◆ **Exercise prompt**:
Retype all of the data exactly as given.

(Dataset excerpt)
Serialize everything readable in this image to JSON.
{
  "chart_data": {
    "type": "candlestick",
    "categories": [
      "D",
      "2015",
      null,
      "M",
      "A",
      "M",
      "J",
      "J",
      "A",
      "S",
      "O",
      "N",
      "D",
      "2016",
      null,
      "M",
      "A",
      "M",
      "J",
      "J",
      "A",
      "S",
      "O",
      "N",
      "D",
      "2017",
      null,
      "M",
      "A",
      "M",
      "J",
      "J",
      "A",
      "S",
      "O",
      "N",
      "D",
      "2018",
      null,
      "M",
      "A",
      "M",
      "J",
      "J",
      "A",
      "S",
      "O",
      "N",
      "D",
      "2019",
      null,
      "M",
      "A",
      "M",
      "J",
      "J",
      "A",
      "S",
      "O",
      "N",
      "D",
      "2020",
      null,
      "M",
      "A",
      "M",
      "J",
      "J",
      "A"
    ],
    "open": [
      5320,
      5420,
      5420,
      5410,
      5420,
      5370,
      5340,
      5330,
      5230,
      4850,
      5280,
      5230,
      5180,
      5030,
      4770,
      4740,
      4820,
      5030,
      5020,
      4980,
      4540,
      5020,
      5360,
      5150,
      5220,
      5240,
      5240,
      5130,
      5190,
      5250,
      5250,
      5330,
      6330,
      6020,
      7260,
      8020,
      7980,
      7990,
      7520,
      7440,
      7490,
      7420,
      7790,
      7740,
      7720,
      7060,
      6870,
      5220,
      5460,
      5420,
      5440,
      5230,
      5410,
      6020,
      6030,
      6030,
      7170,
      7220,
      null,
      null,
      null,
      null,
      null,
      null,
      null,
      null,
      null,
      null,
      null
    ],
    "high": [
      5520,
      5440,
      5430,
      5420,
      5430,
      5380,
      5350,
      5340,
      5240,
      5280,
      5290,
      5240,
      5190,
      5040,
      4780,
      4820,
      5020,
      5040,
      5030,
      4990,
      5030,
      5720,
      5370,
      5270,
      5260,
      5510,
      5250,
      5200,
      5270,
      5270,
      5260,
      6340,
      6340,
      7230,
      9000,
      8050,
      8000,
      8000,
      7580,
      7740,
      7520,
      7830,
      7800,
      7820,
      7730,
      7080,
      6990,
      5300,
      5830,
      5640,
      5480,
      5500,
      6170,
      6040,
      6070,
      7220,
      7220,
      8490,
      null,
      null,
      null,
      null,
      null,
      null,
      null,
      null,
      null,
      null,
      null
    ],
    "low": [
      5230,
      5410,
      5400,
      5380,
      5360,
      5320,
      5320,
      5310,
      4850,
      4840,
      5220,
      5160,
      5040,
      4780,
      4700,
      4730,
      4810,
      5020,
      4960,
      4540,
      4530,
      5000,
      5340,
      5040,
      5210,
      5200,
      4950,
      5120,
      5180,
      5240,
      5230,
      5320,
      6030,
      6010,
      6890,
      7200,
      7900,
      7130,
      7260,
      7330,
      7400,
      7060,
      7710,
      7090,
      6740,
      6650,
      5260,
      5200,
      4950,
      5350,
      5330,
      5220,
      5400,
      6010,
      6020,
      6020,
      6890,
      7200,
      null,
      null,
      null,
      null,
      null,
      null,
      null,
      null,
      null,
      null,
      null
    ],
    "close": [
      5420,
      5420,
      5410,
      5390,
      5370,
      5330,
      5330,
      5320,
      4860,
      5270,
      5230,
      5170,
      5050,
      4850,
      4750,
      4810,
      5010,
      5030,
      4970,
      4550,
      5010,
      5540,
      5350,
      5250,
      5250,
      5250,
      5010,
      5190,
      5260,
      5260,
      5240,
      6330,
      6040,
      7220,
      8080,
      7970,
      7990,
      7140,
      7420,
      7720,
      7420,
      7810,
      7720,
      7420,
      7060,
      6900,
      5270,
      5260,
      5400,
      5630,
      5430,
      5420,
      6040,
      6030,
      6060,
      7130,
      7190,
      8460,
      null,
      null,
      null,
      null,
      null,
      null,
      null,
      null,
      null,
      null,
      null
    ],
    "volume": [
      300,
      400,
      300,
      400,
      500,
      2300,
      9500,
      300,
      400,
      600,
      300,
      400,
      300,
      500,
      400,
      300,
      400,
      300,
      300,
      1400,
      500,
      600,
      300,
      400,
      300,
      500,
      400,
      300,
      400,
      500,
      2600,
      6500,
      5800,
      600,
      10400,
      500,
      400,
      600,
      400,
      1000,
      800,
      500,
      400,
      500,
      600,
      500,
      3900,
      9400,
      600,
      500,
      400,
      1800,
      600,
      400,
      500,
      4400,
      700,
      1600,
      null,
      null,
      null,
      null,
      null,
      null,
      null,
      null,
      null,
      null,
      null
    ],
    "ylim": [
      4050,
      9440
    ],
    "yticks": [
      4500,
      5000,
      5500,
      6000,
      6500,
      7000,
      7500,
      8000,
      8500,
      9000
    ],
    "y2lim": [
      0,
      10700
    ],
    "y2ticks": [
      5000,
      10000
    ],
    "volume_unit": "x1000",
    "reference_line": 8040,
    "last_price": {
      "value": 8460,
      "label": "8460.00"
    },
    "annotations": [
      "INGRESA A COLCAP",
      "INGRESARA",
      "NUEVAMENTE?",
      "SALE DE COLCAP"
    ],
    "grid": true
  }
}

◆ **Full solution**:
Serialize everything readable in this image to JSON.
{
  "chart_data": {
    "type": "candlestick",
    "categories": [
      "D",
      "2015",
      null,
      "M",
      "A",
      "M",
      "J",
      "J",
      "A",
      "S",
      "O",
      "N",
      "D",
      "2016",
      null,
      "M",
      "A",
      "M",
      "J",
      "J",
      "A",
      "S",
      "O",
      "N",
      "D",
      "2017",
      null,
      "M",
      "A",
      "M",
      "J",
      "J",
      "A",
      "S",
      "O",
      "N",
      "D",
      "2018",
      null,
      "M",
      "A",
      "M",
      "J",
      "J",
      "A",
      "S",
      "O",
      "N",
      "D",
      "2019",
      null,
      "M",
      "A",
      "M",
      "J",
      "J",
      "A",
      "S",
      "O",
      "N",
      "D",
      "2020",
      null,
      "M",
      "A",
      "M",
      "J",
      "J",
      "A"
    ],
    "open": [
      5320,
      5420,
      5420,
      5410,
      5420,
      5370,
      5340,
      5330,
      5230,
      4850,
      5280,
      5230,
      5180,
      5030,
      4770,
      4740,
      4820,
      5030,
      5020,
      4980,
      4540,
      5020,
      5360,
      5150,
      5220,
      5240,
      5240,
      5130,
      5190,
      5250,
      5250,
      5330,
      6330,
      6020,
      7260,
      8020,
      7980,
      7990,
      7520,
      7440,
      7490,
      7420,
      7790,
      7740,
      7720,
      7060,
      6870,
      5220,
      5460,
      5420,
      5440,
      5230,
      5410,
      6020,
      6030,
      6030,
      7170,
      7220,
      null,
      null,
      null,
      null,
      null,
      null,
      null,
      null,
      null,
      null,
      null
    ],
    "high": [
      5520,
      5440,
      5430,
      5420,
      5430,
      5380,
      5350,
      5340,
      5240,
      5280,
      5290,
      5240,
      5190,
      5040,
      4780,
      4820,
      5020,
      5040,
      5030,
      4990,
      5030,
      5720,
      5370,
      5270,
      5260,
      5510,
      5250,
      5200,
      5270,
      5270,
      5260,
      6340,
      6340,
      7230,
      9000,
      8050,
      8000,
      8000,
      7580,
      7740,
      7520,
      7830,
      7800,
      7820,
      7730,
      7080,
      6990,
      5300,
      5830,
      5640,
      5480,
      5500,
      6170,
      6040,
      6070,
      7220,
      7220,
      8490,
      null,
      null,
      null,
      null,
      null,
      null,
      null,
      null,
      null,
      null,
      null
    ],
    "low": [
      5230,
      5410,
      5400,
      5380,
      5360,
      5320,
      5320,
      5310,
      4850,
      4840,
      5220,
      5160,
      5040,
      4780,
      4700,
      4730,
      4810,
      5020,
      4960,
      4540,
      4530,
      5000,
      5340,
      5040,
      5210,
      5200,
      4950,
      5120,
      5180,
      5240,
      5230,
      5320,
      6030,
      6010,
      6890,
      7200,
      7900,
      7130,
      7260,
      7330,
      7400,
      7060,
      7710,
      7090,
      6740,
      6650,
      5260,
      5200,
      4950,
      5350,
      5330,
      5220,
      5400,
      6010,
      6020,
      6020,
      6890,
      7200,
      null,
      null,
      null,
      null,
      null,
      null,
      null,
      null,
      null,
      null,
      null
    ],
    "close": [
      5420,
      5420,
      5410,
      5390,
      5370,
      5330,
      5330,
      5320,
      4860,
      5270,
      5230,
      5170,
      5050,
      4850,
      4750,
      4810,
      5010,
      5030,
      4970,
      4550,
      5010,
      5540,
      5350,
      5250,
      5250,
      5250,
      5010,
      5190,
      5260,
      5260,
      5240,
      6330,
      6040,
      7220,
      8080,
      7970,
      7990,
      7140,
      7420,
      7720,
      7420,
      7810,
      7720,
      7420,
      7060,
      6900,
      5270,
      5260,
      5400,
      5630,
      5430,
      5420,
      6040,
      6030,
      6060,
      7130,
      7190,
      8460,
      null,
      null,
      null,
      null,
      null,
      null,
      null,
      null,
      null,
      null,
      null
    ],
    "volume": [
      300,
      400,
      300,
      400,
      500,
      2300,
      9500,
      300,
      400,
      600,
      300,
      400,
      300,
      500,
      400,
      300,
      400,
      300,
      300,
      1400,
      500,
      600,
      300,
      400,
      300,
      500,
      400,
      300,
      400,
      500,
      2600,
      6500,
      5800,
      600,
      10400,
      500,
      400,
      600,
      400,
      1000,
      800,
      500,
      400,
      500,
      600,
      500,
      3900,
      9400,
      600,
      500,
      400,
      1800,
      600,
      400,
      500,
      4400,
      700,
      1600,
      null,
      null,
      null,
      null,
      null,
      null,
      null,
      null,
      null,
      null,
      null
    ],
    "ylim": [
      4050,
      9440
    ],
    "yticks": [
      4500,
      5000,
      5500,
      6000,
      6500,
      7000,
      7500,
      8000,
      8500,
      9000
    ],
    "y2lim": [
      0,
      10700
    ],
    "y2ticks": [
      5000,
      10000
    ],
    "volume_unit": "x1000",
    "reference_line": 8040,
    "last_price": {
      "value": 8460,
      "label": "8460.00"
    },
    "annotations": [
      "INGRESA A COLCAP",
      "INGRESARA",
      "NUEVAMENTE?",
      "SALE DE COLCAP"
    ],
    "grid": true
  }
}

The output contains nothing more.